=== TASK STATEMENT ===
Exclude the pictures and return every line exactly as written.

================

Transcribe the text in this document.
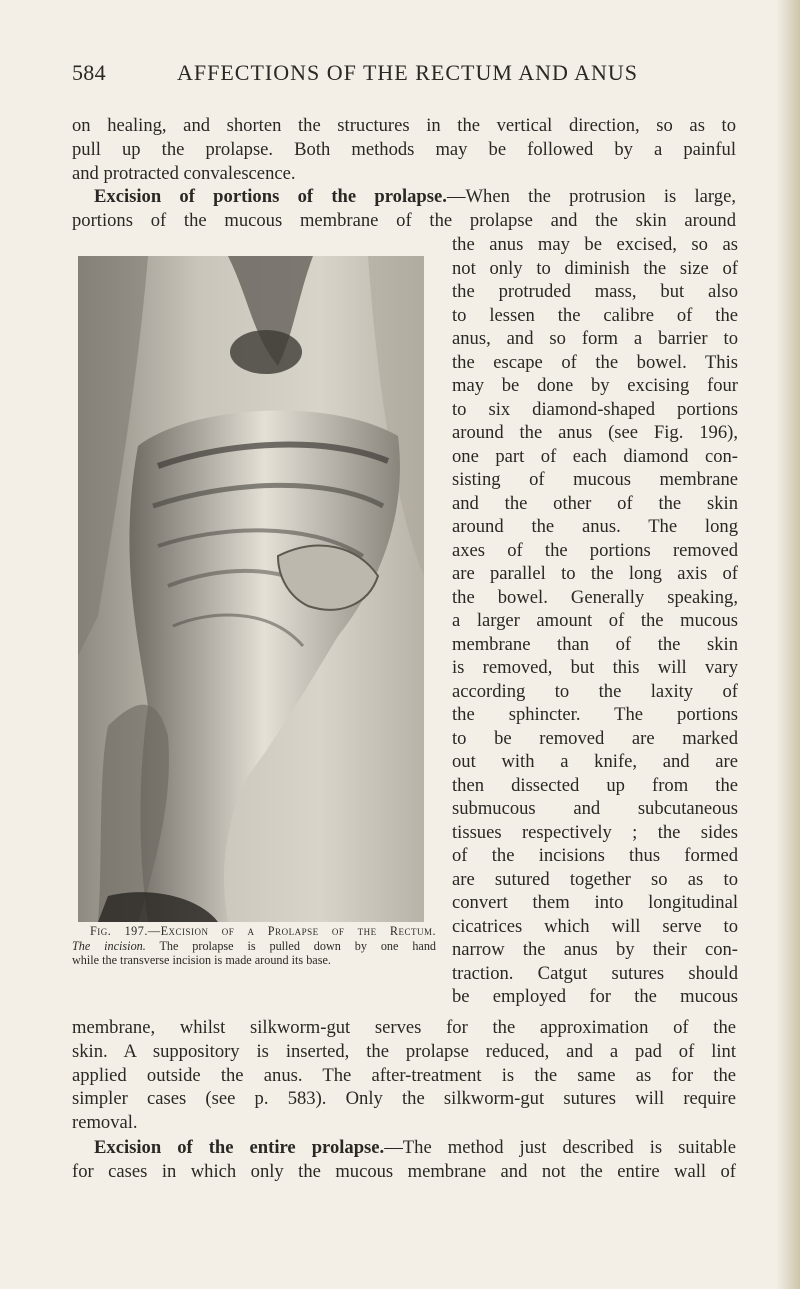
584	AFFECTIONS OF THE RECTUM AND ANUS
on healing, and shorten the structures in the vertical direction, so as to
pull up the prolapse. Both methods may be followed by a painful
and protracted convalescence.
Excision of portions of the prolapse.—When the protrusion is large,
portions of the mucous membrane of the prolapse and the skin around
the anus may be excised, so as
not only to diminish the size of
the protruded mass, but also
to lessen the calibre of the
anus, and so form a barrier to
the escape of the bowel. This
may be done by excising four
to six diamond-shaped portions
around the anus (see Fig. 196),
one part of each diamond con-
sisting of mucous membrane
and the other of the skin
around the anus. The long
axes of the portions removed
are parallel to the long axis of
the bowel. Generally speaking,
a larger amount of the mucous
membrane than of the skin
is removed, but this will vary
according to the laxity of
the sphincter. The portions
to be removed are marked
out with a knife, and are
then dissected up from the
submucous and subcutaneous
tissues respectively ; the sides
of the incisions thus formed
are sutured together so as to
convert them into longitudinal
cicatrices which will serve to
narrow the anus by their con-
traction. Catgut sutures should
be employed for the mucous
Fig. 197.—Excision of a Prolapse of the Rectum.
The incision. The prolapse is pulled down by one hand
while the transverse incision is made around its base.
membrane, whilst silkworm-gut serves for the approximation of the
skin. A suppository is inserted, the prolapse reduced, and a pad of lint
applied outside the anus. The after-treatment is the same as for the
simpler cases (see p. 583). Only the silkworm-gut sutures will require
removal.
Excision of the entire prolapse.—The method just described is suitable
for cases in which only the mucous membrane and not the entire wall of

================

=== RESULT FOR THIS TASK ===
Transcribe the text in this document.
584	AFFECTIONS OF THE RECTUM AND ANUS
on healing, and shorten the structures in the vertical direction, so as to
pull up the prolapse. Both methods may be followed by a painful
and protracted convalescence.
Excision of portions of the prolapse.—When the protrusion is large,
portions of the mucous membrane of the prolapse and the skin around
the anus may be excised, so as
not only to diminish the size of
the protruded mass, but also
to lessen the calibre of the
anus, and so form a barrier to
the escape of the bowel. This
may be done by excising four
to six diamond-shaped portions
around the anus (see Fig. 196),
one part of each diamond con-
sisting of mucous membrane
and the other of the skin
around the anus. The long
axes of the portions removed
are parallel to the long axis of
the bowel. Generally speaking,
a larger amount of the mucous
membrane than of the skin
is removed, but this will vary
according to the laxity of
the sphincter. The portions
to be removed are marked
out with a knife, and are
then dissected up from the
submucous and subcutaneous
tissues respectively ; the sides
of the incisions thus formed
are sutured together so as to
convert them into longitudinal
cicatrices which will serve to
narrow the anus by their con-
traction. Catgut sutures should
be employed for the mucous
Fig. 197.—Excision of a Prolapse of the Rectum.
The incision. The prolapse is pulled down by one hand
while the transverse incision is made around its base.
membrane, whilst silkworm-gut serves for the approximation of the
skin. A suppository is inserted, the prolapse reduced, and a pad of lint
applied outside the anus. The after-treatment is the same as for the
simpler cases (see p. 583). Only the silkworm-gut sutures will require
removal.
Excision of the entire prolapse.—The method just described is suitable
for cases in which only the mucous membrane and not the entire wall of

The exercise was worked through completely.